GOAL | Omit the pictures, please, and give each record below again exactly.

STORED DATA |
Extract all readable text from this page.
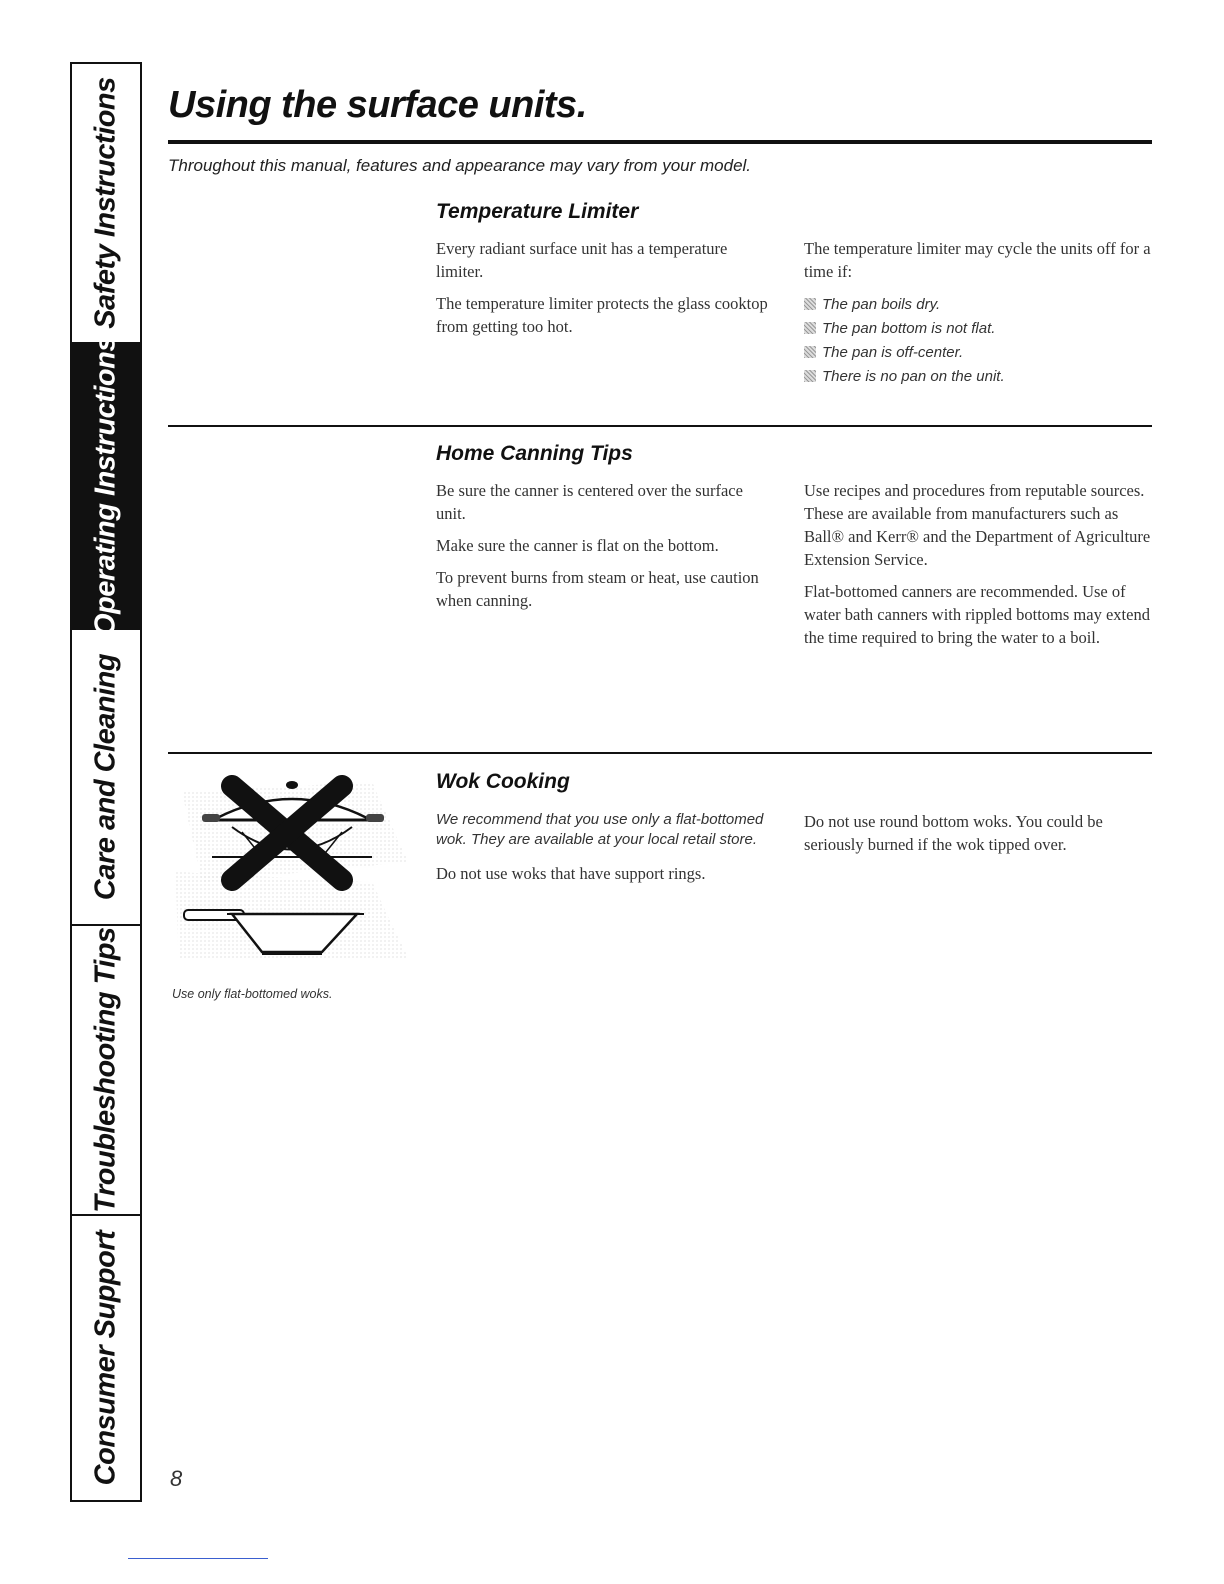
Safety Instructions
Operating Instructions
Care and Cleaning
Troubleshooting Tips
Consumer Support
Using the surface units.

Throughout this manual, features and appearance may vary from your model.

Temperature Limiter

Every radiant surface unit has a temperature limiter.

The temperature limiter protects the glass cooktop from getting too hot.

The temperature limiter may cycle the units off for a time if:

The pan boils dry.
The pan bottom is not flat.
The pan is off-center.
There is no pan on the unit.
Home Canning Tips

Be sure the canner is centered over the surface unit.

Make sure the canner is flat on the bottom.

To prevent burns from steam or heat, use caution when canning.

Use recipes and procedures from reputable sources. These are available from manufacturers such as Ball® and Kerr® and the Department of Agriculture Extension Service.

Flat-bottomed canners are recommended. Use of water bath canners with rippled bottoms may extend the time required to bring the water to a boil.

Wok Cooking

We recommend that you use only a flat-bottomed wok. They are available at your local retail store.

Do not use woks that have support rings.

Do not use round bottom woks. You could be seriously burned if the wok tipped over.

Use only flat-bottomed woks.

8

RESPONSE |
Extract all readable text from this page.
Safety Instructions
Operating Instructions
Care and Cleaning
Troubleshooting Tips
Consumer Support
Using the surface units.

Throughout this manual, features and appearance may vary from your model.

Temperature Limiter

Every radiant surface unit has a temperature limiter.

The temperature limiter protects the glass cooktop from getting too hot.

The temperature limiter may cycle the units off for a time if:

The pan boils dry.
The pan bottom is not flat.
The pan is off-center.
There is no pan on the unit.
Home Canning Tips

Be sure the canner is centered over the surface unit.

Make sure the canner is flat on the bottom.

To prevent burns from steam or heat, use caution when canning.

Use recipes and procedures from reputable sources. These are available from manufacturers such as Ball® and Kerr® and the Department of Agriculture Extension Service.

Flat-bottomed canners are recommended. Use of water bath canners with rippled bottoms may extend the time required to bring the water to a boil.

Wok Cooking

We recommend that you use only a flat-bottomed wok. They are available at your local retail store.

Do not use woks that have support rings.

Do not use round bottom woks. You could be seriously burned if the wok tipped over.

Use only flat-bottomed woks.

8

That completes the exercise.